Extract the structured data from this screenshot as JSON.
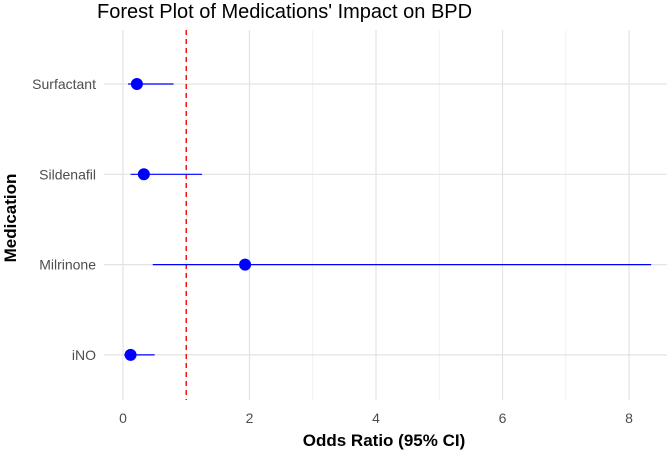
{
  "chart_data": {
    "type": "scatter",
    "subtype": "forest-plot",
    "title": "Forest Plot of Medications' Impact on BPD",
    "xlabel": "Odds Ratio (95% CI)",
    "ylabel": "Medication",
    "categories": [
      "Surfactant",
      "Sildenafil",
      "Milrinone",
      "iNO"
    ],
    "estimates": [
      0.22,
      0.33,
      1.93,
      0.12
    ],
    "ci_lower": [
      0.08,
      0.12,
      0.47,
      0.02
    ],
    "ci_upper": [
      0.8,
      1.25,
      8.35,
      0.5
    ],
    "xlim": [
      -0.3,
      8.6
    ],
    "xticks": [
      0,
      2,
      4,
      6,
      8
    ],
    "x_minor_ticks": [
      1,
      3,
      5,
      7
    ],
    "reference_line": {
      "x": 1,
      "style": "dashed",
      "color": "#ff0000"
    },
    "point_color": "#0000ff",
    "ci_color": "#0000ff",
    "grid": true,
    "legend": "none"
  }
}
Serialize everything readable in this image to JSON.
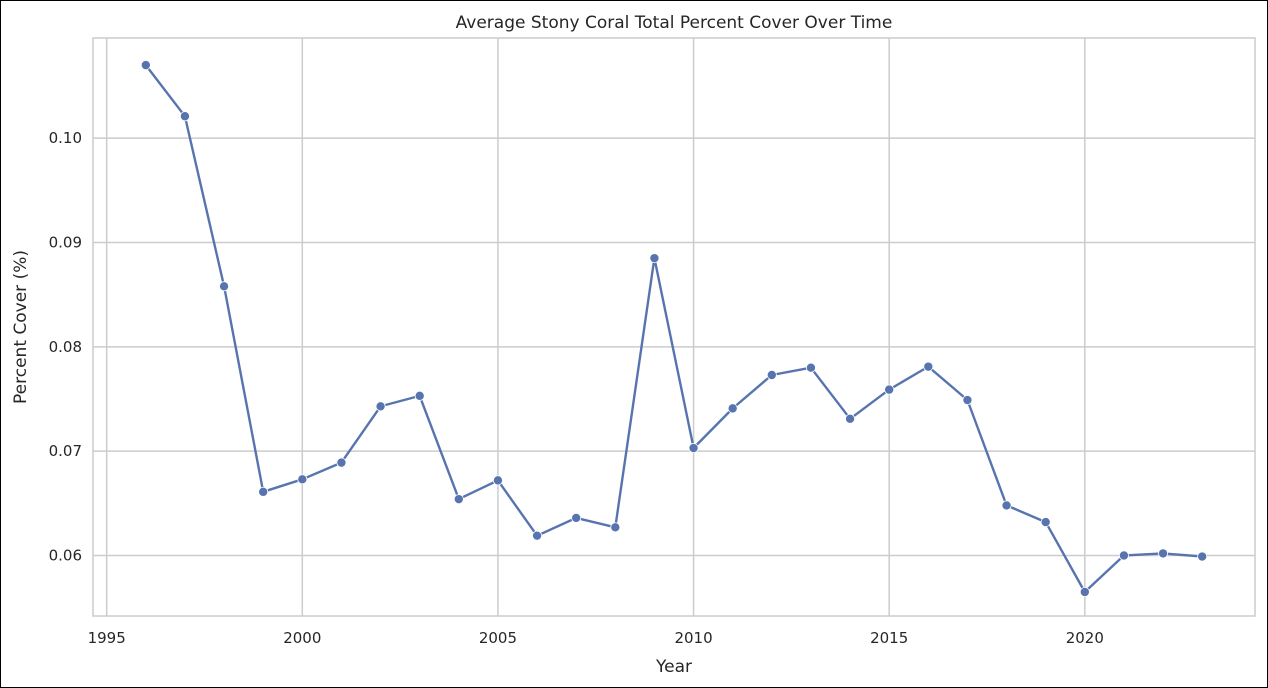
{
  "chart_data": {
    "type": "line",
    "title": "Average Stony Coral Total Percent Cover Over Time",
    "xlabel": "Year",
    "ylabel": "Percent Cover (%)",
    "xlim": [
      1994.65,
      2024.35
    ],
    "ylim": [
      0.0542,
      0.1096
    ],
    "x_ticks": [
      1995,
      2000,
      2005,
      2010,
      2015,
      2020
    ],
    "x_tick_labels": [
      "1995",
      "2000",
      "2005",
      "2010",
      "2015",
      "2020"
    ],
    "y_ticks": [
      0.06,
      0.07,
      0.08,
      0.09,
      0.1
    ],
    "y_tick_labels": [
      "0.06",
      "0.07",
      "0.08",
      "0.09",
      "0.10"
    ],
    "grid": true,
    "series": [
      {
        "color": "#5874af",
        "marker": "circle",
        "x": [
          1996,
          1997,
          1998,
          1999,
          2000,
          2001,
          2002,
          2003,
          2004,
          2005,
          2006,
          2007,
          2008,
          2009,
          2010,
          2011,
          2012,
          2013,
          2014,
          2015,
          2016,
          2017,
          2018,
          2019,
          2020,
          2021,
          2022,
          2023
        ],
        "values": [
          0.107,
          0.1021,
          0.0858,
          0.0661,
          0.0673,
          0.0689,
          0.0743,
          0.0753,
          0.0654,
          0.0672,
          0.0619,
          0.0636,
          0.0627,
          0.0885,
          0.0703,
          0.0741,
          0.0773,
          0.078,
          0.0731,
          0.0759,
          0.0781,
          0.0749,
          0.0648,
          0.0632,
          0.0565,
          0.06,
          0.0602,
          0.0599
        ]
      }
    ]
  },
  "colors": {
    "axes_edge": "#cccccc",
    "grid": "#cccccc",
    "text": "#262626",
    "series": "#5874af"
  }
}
···
**Aim:**
Return all of the data exactly as written, and drop the pictures.

**Answer below:**
Extract the structured data from this screenshot as JSON.
{
  "chart_data": {
    "type": "scatter",
    "subtype": "forest-plot",
    "title": "Forest Plot of Medications' Impact on BPD",
    "xlabel": "Odds Ratio (95% CI)",
    "ylabel": "Medication",
    "categories": [
      "Surfactant",
      "Sildenafil",
      "Milrinone",
      "iNO"
    ],
    "estimates": [
      0.22,
      0.33,
      1.93,
      0.12
    ],
    "ci_lower": [
      0.08,
      0.12,
      0.47,
      0.02
    ],
    "ci_upper": [
      0.8,
      1.25,
      8.35,
      0.5
    ],
    "xlim": [
      -0.3,
      8.6
    ],
    "xticks": [
      0,
      2,
      4,
      6,
      8
    ],
    "x_minor_ticks": [
      1,
      3,
      5,
      7
    ],
    "reference_line": {
      "x": 1,
      "style": "dashed",
      "color": "#ff0000"
    },
    "point_color": "#0000ff",
    "ci_color": "#0000ff",
    "grid": true,
    "legend": "none"
  }
}
Serialize everything readable in this image to JSON.
{
  "chart_data": {
    "type": "line",
    "title": "Average Stony Coral Total Percent Cover Over Time",
    "xlabel": "Year",
    "ylabel": "Percent Cover (%)",
    "xlim": [
      1994.65,
      2024.35
    ],
    "ylim": [
      0.0542,
      0.1096
    ],
    "x_ticks": [
      1995,
      2000,
      2005,
      2010,
      2015,
      2020
    ],
    "x_tick_labels": [
      "1995",
      "2000",
      "2005",
      "2010",
      "2015",
      "2020"
    ],
    "y_ticks": [
      0.06,
      0.07,
      0.08,
      0.09,
      0.1
    ],
    "y_tick_labels": [
      "0.06",
      "0.07",
      "0.08",
      "0.09",
      "0.10"
    ],
    "grid": true,
    "series": [
      {
        "color": "#5874af",
        "marker": "circle",
        "x": [
          1996,
          1997,
          1998,
          1999,
          2000,
          2001,
          2002,
          2003,
          2004,
          2005,
          2006,
          2007,
          2008,
          2009,
          2010,
          2011,
          2012,
          2013,
          2014,
          2015,
          2016,
          2017,
          2018,
          2019,
          2020,
          2021,
          2022,
          2023
        ],
        "values": [
          0.107,
          0.1021,
          0.0858,
          0.0661,
          0.0673,
          0.0689,
          0.0743,
          0.0753,
          0.0654,
          0.0672,
          0.0619,
          0.0636,
          0.0627,
          0.0885,
          0.0703,
          0.0741,
          0.0773,
          0.078,
          0.0731,
          0.0759,
          0.0781,
          0.0749,
          0.0648,
          0.0632,
          0.0565,
          0.06,
          0.0602,
          0.0599
        ]
      }
    ]
  },
  "colors": {
    "axes_edge": "#cccccc",
    "grid": "#cccccc",
    "text": "#262626",
    "series": "#5874af"
  }
}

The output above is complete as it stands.